### YOUR INSTRUCTIONS
Repeat the listing in full, word for word.

┌──

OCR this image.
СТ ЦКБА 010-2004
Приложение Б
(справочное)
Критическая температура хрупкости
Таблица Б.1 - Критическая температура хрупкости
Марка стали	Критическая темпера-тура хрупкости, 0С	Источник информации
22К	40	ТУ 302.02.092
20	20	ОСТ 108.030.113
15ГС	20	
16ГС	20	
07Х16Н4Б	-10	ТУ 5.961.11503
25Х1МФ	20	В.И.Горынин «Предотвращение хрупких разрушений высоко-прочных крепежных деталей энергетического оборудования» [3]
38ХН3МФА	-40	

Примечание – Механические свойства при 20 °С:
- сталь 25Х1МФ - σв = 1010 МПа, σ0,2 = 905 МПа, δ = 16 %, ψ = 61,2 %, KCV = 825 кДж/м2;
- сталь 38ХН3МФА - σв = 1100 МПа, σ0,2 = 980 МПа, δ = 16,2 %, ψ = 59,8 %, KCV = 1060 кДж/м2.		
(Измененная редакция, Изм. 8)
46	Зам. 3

└──

### TASK SOLUTION
OCR this image.
СТ ЦКБА 010-2004
Приложение Б
(справочное)
Критическая температура хрупкости
Таблица Б.1 - Критическая температура хрупкости
Марка стали	Критическая темпера-тура хрупкости, 0С	Источник информации
22К	40	ТУ 302.02.092
20	20	ОСТ 108.030.113
15ГС	20	
16ГС	20	
07Х16Н4Б	-10	ТУ 5.961.11503
25Х1МФ	20	В.И.Горынин «Предотвращение хрупких разрушений высоко-прочных крепежных деталей энергетического оборудования» [3]
38ХН3МФА	-40	

Примечание – Механические свойства при 20 °С:
- сталь 25Х1МФ - σв = 1010 МПа, σ0,2 = 905 МПа, δ = 16 %, ψ = 61,2 %, KCV = 825 кДж/м2;
- сталь 38ХН3МФА - σв = 1100 МПа, σ0,2 = 980 МПа, δ = 16,2 %, ψ = 59,8 %, KCV = 1060 кДж/м2.		
(Измененная редакция, Изм. 8)
46	Зам. 3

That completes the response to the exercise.